--- BEGIN ---
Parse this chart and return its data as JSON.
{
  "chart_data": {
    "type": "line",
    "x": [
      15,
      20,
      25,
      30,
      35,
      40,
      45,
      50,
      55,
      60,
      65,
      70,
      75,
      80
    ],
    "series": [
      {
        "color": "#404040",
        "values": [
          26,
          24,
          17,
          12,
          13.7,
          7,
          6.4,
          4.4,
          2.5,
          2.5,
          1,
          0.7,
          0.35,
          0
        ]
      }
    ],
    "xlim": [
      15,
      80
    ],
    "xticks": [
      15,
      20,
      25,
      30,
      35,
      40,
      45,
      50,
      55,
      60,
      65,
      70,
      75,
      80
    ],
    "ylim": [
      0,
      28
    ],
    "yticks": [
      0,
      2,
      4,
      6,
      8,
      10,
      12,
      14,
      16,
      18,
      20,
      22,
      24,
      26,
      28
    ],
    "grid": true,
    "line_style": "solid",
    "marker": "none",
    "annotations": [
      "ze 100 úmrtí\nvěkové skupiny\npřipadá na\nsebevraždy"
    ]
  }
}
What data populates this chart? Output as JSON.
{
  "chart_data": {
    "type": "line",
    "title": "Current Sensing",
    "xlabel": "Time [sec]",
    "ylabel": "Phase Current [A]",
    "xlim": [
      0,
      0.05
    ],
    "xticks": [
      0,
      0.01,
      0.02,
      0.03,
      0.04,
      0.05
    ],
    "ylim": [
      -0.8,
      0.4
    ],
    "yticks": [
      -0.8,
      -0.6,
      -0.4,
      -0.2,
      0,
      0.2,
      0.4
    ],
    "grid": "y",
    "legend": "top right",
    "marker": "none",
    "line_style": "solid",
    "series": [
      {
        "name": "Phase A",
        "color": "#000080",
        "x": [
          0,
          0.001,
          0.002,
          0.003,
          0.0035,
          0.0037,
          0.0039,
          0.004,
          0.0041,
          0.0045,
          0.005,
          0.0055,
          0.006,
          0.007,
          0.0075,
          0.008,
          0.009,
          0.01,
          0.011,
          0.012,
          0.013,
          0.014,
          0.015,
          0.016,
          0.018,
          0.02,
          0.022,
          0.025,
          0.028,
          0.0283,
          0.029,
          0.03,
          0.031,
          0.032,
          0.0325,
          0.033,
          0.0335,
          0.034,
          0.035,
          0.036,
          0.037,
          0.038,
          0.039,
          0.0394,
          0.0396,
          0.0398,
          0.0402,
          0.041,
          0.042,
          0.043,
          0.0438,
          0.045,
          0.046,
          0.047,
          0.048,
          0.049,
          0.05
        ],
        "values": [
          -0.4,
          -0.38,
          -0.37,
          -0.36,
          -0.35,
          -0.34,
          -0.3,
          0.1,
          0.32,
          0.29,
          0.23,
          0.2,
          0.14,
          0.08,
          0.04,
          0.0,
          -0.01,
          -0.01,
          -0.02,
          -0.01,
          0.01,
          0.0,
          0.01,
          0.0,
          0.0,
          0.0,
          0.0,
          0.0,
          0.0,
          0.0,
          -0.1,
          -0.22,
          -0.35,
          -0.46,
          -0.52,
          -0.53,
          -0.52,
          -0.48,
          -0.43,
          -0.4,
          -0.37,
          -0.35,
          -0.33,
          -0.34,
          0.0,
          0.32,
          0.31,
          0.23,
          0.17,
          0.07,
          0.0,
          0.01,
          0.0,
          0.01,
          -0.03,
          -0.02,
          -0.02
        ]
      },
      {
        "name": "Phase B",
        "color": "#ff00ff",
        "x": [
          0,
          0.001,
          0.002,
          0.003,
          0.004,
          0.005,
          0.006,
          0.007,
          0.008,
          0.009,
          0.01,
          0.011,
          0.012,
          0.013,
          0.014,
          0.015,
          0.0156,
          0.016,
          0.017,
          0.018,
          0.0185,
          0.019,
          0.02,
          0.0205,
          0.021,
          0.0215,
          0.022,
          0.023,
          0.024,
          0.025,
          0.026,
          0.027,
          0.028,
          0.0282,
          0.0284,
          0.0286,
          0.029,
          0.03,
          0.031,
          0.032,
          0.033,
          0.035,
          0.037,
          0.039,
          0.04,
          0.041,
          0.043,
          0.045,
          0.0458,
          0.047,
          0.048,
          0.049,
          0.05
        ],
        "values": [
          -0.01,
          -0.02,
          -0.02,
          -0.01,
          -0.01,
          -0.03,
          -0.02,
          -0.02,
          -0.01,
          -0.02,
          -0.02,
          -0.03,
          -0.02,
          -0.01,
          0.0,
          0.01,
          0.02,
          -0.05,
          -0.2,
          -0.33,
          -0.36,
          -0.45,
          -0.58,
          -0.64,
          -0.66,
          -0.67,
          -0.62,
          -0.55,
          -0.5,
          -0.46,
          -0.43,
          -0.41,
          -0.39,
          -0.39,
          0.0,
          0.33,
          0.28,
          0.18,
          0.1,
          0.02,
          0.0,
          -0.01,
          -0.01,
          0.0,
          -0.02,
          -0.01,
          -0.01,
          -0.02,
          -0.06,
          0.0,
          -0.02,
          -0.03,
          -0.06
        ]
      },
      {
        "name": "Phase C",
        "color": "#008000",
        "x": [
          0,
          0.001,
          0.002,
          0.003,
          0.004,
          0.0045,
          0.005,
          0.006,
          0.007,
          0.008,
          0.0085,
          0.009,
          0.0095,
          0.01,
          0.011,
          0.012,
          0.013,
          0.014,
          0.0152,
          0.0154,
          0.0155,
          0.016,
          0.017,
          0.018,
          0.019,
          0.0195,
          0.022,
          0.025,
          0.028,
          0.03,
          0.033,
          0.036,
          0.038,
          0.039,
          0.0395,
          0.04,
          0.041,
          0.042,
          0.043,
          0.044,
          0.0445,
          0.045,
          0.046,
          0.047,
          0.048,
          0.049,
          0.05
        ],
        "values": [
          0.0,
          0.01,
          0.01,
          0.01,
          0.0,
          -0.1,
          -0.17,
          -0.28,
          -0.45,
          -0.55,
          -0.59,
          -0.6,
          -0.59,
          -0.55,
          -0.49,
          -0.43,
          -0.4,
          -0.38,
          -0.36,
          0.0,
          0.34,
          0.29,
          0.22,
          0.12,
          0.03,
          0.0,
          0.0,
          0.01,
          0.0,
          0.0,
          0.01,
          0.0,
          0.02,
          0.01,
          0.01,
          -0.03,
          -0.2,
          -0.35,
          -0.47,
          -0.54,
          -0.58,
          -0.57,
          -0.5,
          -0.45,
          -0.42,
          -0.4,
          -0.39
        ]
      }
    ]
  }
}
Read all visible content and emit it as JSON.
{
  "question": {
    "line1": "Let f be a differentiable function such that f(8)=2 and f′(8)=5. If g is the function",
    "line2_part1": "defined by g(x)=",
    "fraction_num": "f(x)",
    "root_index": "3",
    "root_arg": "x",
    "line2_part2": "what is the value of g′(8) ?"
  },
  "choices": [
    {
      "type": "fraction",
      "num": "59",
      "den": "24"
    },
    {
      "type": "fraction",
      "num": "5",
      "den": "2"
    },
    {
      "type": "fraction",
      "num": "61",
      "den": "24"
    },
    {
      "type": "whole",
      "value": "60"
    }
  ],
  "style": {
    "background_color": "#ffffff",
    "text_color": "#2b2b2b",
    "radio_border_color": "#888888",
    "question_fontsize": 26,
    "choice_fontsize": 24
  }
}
--- END ---
**Given instruction:** Copy each line from the records above that includes the string "Phase".

**Answer below:**
    "ylabel": "Phase Current [A]",
        "name": "Phase A",
        "name": "Phase B",
        "name": "Phase C",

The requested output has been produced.